WHAT TO DO :: In the entries below, find every line with "Manoel" and copy it.

┄┄┄┄┄┄┄┄┄┄

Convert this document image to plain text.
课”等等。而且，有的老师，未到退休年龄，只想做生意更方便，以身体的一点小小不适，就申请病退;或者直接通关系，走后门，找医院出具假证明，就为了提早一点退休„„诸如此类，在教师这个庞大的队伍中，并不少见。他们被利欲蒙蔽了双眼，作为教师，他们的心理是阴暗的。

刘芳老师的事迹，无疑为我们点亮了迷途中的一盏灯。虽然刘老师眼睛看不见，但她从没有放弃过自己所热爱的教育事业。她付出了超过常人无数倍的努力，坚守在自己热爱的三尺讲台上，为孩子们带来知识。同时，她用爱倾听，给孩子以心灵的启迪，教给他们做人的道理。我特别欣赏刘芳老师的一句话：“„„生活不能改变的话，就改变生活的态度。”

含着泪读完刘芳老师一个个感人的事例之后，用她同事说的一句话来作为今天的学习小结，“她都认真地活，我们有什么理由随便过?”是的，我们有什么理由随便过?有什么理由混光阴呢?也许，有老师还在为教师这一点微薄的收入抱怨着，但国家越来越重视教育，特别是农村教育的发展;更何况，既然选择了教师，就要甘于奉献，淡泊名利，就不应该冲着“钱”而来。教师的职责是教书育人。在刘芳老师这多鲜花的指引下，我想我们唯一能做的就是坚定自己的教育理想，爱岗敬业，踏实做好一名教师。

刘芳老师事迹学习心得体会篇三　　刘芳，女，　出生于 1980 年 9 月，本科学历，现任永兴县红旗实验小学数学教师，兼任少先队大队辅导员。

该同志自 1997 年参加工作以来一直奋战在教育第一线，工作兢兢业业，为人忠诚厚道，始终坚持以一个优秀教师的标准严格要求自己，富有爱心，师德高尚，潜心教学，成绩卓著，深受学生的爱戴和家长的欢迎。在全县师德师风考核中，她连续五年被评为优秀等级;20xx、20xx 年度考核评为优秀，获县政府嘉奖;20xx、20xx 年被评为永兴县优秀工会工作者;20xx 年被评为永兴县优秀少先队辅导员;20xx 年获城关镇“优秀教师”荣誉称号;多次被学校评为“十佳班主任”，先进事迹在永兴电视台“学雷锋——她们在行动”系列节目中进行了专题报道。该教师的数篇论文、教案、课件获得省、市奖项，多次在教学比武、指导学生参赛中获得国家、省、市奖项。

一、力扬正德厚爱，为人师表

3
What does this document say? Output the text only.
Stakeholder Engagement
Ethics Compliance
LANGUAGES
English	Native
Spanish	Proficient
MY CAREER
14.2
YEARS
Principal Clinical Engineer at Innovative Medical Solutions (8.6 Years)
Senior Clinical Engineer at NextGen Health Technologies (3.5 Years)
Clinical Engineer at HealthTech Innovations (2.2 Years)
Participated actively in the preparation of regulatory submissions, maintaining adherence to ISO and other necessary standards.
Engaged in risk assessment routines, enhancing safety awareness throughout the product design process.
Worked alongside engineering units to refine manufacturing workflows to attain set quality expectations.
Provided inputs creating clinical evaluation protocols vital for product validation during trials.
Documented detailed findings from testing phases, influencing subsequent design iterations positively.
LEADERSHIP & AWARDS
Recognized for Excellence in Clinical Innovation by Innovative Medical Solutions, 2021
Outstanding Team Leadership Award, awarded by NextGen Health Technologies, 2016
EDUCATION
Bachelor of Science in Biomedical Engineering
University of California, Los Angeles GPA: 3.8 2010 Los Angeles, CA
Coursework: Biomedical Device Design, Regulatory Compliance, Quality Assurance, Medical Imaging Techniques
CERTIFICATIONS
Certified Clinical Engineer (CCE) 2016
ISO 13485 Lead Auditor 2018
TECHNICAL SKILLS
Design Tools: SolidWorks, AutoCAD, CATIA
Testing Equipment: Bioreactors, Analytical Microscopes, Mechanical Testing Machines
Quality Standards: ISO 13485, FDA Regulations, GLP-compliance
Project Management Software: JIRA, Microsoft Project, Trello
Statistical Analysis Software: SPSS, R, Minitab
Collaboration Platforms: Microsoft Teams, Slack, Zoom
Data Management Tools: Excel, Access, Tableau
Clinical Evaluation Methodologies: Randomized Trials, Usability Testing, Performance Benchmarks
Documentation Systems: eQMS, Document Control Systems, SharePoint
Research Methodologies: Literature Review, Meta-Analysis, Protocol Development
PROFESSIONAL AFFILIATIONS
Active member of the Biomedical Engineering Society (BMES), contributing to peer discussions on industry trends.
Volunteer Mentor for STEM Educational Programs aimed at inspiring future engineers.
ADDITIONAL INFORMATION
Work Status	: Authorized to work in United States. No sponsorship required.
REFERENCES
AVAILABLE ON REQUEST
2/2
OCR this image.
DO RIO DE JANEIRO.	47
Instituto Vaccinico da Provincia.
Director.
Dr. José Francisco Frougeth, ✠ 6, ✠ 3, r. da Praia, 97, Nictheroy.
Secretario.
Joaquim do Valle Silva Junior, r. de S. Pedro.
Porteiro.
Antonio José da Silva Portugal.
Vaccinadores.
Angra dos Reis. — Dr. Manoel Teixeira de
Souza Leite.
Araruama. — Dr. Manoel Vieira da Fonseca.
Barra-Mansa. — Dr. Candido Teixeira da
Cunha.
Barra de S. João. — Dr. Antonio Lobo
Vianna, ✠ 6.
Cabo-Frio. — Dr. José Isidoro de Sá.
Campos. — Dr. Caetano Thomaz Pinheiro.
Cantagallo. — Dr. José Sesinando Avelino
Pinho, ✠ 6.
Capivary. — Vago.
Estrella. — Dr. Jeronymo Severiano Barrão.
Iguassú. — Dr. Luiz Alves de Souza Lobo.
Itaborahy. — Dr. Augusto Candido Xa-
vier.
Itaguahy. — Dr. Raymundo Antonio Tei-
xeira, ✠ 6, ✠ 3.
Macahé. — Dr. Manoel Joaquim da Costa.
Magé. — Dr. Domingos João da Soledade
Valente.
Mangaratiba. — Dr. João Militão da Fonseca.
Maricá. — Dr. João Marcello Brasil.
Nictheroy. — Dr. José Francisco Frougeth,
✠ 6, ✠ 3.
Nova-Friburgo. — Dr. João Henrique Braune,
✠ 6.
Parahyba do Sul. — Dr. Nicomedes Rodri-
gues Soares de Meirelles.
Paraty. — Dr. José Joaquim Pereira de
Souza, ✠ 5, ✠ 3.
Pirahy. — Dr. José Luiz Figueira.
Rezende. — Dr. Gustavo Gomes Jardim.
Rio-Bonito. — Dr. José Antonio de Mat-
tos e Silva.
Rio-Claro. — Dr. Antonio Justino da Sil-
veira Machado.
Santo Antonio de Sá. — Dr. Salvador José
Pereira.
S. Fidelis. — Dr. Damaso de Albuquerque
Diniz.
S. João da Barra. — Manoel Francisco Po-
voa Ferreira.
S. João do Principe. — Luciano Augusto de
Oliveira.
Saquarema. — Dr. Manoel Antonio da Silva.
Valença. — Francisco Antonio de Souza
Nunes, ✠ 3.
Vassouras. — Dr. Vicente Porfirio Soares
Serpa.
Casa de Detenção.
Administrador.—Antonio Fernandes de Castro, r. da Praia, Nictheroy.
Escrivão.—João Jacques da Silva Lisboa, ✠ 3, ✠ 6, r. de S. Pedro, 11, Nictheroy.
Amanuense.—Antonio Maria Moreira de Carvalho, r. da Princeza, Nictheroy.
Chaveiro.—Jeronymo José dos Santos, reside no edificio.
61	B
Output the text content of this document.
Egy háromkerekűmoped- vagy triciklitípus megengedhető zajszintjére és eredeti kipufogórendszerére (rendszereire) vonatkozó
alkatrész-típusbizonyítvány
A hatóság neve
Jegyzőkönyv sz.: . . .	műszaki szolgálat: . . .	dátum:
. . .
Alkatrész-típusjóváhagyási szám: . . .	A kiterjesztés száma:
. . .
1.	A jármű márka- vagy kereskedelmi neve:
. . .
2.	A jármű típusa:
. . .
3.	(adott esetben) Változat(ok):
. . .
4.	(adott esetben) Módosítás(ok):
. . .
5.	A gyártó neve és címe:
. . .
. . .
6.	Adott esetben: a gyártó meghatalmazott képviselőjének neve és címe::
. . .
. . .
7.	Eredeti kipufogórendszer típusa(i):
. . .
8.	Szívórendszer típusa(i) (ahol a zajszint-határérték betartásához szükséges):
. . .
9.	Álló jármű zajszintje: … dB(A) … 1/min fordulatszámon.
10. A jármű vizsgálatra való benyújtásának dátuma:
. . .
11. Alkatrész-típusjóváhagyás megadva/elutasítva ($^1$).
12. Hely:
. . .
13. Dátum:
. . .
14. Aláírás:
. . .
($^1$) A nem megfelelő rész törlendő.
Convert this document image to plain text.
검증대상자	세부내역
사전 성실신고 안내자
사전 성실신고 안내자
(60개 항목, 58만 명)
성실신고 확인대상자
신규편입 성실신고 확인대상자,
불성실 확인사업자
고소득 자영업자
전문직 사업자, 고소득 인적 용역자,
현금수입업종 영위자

┄┄┄┄┄┄┄┄┄┄

TASK SOLUTION ::
Angra dos Reis. — Dr. Manoel Teixeira de
Araruama. — Dr. Manoel Vieira da Fonseca.
Macahé. — Dr. Manoel Joaquim da Costa.
S. João da Barra. — Manoel Francisco Po-
Saquarema. — Dr. Manoel Antonio da Silva.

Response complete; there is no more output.